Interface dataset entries

-- -- --

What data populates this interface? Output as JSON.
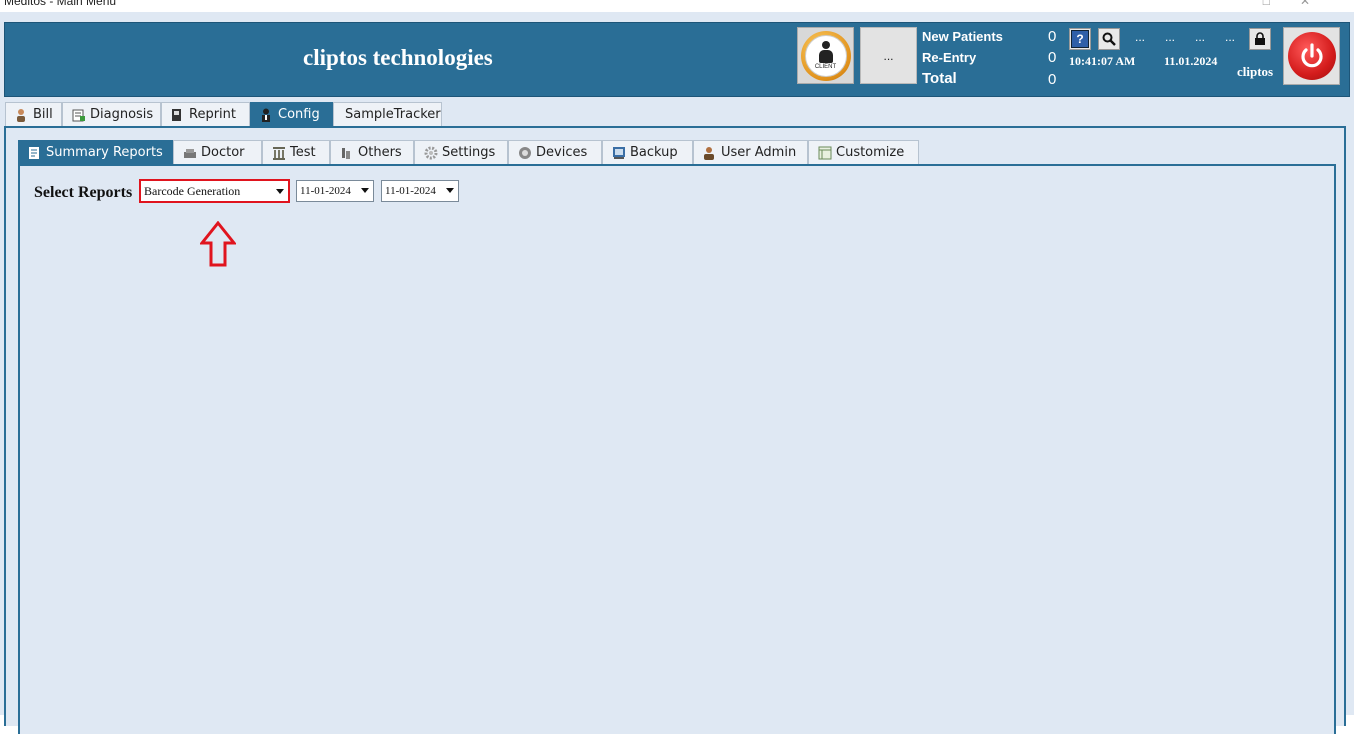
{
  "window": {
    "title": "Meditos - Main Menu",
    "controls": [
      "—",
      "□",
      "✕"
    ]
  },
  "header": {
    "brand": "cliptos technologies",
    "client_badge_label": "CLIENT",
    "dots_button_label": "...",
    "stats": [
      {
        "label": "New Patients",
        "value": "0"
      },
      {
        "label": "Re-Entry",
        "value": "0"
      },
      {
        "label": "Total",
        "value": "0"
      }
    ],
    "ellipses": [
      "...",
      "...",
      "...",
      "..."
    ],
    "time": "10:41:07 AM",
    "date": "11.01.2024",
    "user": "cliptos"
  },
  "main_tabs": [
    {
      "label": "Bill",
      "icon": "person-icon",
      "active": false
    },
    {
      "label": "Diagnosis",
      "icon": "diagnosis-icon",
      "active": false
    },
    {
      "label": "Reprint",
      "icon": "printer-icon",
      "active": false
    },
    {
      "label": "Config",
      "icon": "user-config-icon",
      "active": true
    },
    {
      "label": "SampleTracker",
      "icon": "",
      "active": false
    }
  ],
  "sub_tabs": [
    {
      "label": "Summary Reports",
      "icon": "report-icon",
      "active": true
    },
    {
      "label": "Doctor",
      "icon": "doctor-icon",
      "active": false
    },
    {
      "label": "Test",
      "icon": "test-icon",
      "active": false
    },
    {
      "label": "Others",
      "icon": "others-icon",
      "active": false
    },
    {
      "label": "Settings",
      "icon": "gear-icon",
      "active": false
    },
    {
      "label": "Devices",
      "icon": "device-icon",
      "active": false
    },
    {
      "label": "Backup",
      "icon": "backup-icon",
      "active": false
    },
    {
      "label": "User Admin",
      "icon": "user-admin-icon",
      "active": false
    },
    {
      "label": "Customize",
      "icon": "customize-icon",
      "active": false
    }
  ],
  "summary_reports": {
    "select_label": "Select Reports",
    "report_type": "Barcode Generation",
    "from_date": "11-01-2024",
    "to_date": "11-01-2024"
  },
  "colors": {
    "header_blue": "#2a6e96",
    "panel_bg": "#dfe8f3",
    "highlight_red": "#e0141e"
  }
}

-- -- --

Every line of the records above must reappear exactly, though the pictures must not.

Your solution
What data populates this interface? Output as JSON.
{
  "window": {
    "title": "Meditos - Main Menu",
    "controls": [
      "—",
      "□",
      "✕"
    ]
  },
  "header": {
    "brand": "cliptos technologies",
    "client_badge_label": "CLIENT",
    "dots_button_label": "...",
    "stats": [
      {
        "label": "New Patients",
        "value": "0"
      },
      {
        "label": "Re-Entry",
        "value": "0"
      },
      {
        "label": "Total",
        "value": "0"
      }
    ],
    "ellipses": [
      "...",
      "...",
      "...",
      "..."
    ],
    "time": "10:41:07 AM",
    "date": "11.01.2024",
    "user": "cliptos"
  },
  "main_tabs": [
    {
      "label": "Bill",
      "icon": "person-icon",
      "active": false
    },
    {
      "label": "Diagnosis",
      "icon": "diagnosis-icon",
      "active": false
    },
    {
      "label": "Reprint",
      "icon": "printer-icon",
      "active": false
    },
    {
      "label": "Config",
      "icon": "user-config-icon",
      "active": true
    },
    {
      "label": "SampleTracker",
      "icon": "",
      "active": false
    }
  ],
  "sub_tabs": [
    {
      "label": "Summary Reports",
      "icon": "report-icon",
      "active": true
    },
    {
      "label": "Doctor",
      "icon": "doctor-icon",
      "active": false
    },
    {
      "label": "Test",
      "icon": "test-icon",
      "active": false
    },
    {
      "label": "Others",
      "icon": "others-icon",
      "active": false
    },
    {
      "label": "Settings",
      "icon": "gear-icon",
      "active": false
    },
    {
      "label": "Devices",
      "icon": "device-icon",
      "active": false
    },
    {
      "label": "Backup",
      "icon": "backup-icon",
      "active": false
    },
    {
      "label": "User Admin",
      "icon": "user-admin-icon",
      "active": false
    },
    {
      "label": "Customize",
      "icon": "customize-icon",
      "active": false
    }
  ],
  "summary_reports": {
    "select_label": "Select Reports",
    "report_type": "Barcode Generation",
    "from_date": "11-01-2024",
    "to_date": "11-01-2024"
  },
  "colors": {
    "header_blue": "#2a6e96",
    "panel_bg": "#dfe8f3",
    "highlight_red": "#e0141e"
  }
}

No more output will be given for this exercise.